:: PROVIDED TEXT ::
When it comes to memory care, less might be more.
Providers are seeing success by building small-scale, home-like communities, and for one provider in Texas, it is paying off in the form of a high return on investment (ROI).
Uncommon Care is an Austin, Texas-based company dedicated to building residential-style memory care communities for 24 residents. For John Trevey, president and CEO of Uncommon Care, larger facilities are out of the question.
“It’s very difficult to make a 48-bed facility look home-like, feel residential,” Trevey told Senior Housing News. “The only thing you get with a 48-bed model is construction savings,” he added.
As a rule, Uncommon Care opts to purchase two adjacent lots, build one 24-bed facility on the first lot, and fill it up. Then, when all 24 beds are filled, Uncommon Care builds another 24-bed facility on the second lot. This is the model the company plans to use for its future facility in Plano, Texas.
Uncommon Care currently operates four communities total.
The most recently completed Uncommon Care community is Bader House, located in San Antonio, Texas. Uncommon Care worked with Austin, Texas-based interior design firm studioSIX5 to incorporate a design that balances a home-like setting with memory care-specific features.
:::
* **EXERCISE DIRECTIONS**
Reproduce the text on small-scale memory care communities word for word, in full.
:: RECORD EXCERPTS ::
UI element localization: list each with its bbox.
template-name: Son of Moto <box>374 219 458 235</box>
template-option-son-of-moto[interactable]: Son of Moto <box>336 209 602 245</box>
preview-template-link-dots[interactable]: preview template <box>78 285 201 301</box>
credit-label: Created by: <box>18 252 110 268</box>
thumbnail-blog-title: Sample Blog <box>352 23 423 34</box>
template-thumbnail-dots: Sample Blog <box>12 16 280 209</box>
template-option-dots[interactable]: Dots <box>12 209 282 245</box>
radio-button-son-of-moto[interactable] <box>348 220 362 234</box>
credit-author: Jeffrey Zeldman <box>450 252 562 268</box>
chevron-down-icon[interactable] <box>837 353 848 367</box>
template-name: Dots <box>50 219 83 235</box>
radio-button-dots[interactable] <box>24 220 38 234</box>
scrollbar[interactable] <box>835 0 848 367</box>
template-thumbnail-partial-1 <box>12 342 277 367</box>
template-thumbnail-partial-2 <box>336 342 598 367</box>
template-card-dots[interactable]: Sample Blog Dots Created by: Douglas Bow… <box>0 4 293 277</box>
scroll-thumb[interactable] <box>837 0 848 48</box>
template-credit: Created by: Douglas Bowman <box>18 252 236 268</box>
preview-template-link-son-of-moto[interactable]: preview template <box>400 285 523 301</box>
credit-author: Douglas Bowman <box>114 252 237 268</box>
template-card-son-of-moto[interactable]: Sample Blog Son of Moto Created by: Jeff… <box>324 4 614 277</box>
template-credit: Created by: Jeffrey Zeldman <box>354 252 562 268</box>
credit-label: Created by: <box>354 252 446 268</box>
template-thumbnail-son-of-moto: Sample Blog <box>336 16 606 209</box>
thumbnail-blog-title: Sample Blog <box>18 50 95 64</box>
:::
* **ANSWER BOX**
When it comes to memory care, less might be more.
Providers are seeing success by building small-scale, home-like communities, and for one provider in Texas, it is paying off in the form of a high return on investment (ROI).
Uncommon Care is an Austin, Texas-based company dedicated to building residential-style memory care communities for 24 residents. For John Trevey, president and CEO of Uncommon Care, larger facilities are out of the question.
“It’s very difficult to make a 48-bed facility look home-like, feel residential,” Trevey told Senior Housing News. “The only thing you get with a 48-bed model is construction savings,” he added.
As a rule, Uncommon Care opts to purchase two adjacent lots, build one 24-bed facility on the first lot, and fill it up. Then, when all 24 beds are filled, Uncommon Care builds another 24-bed facility on the second lot. This is the model the company plans to use for its future facility in Plano, Texas.
Uncommon Care currently operates four communities total.
The most recently completed Uncommon Care community is Bader House, located in San Antonio, Texas. Uncommon Care worked with Austin, Texas-based interior design firm studioSIX5 to incorporate a design that balances a home-like setting with memory care-specific features.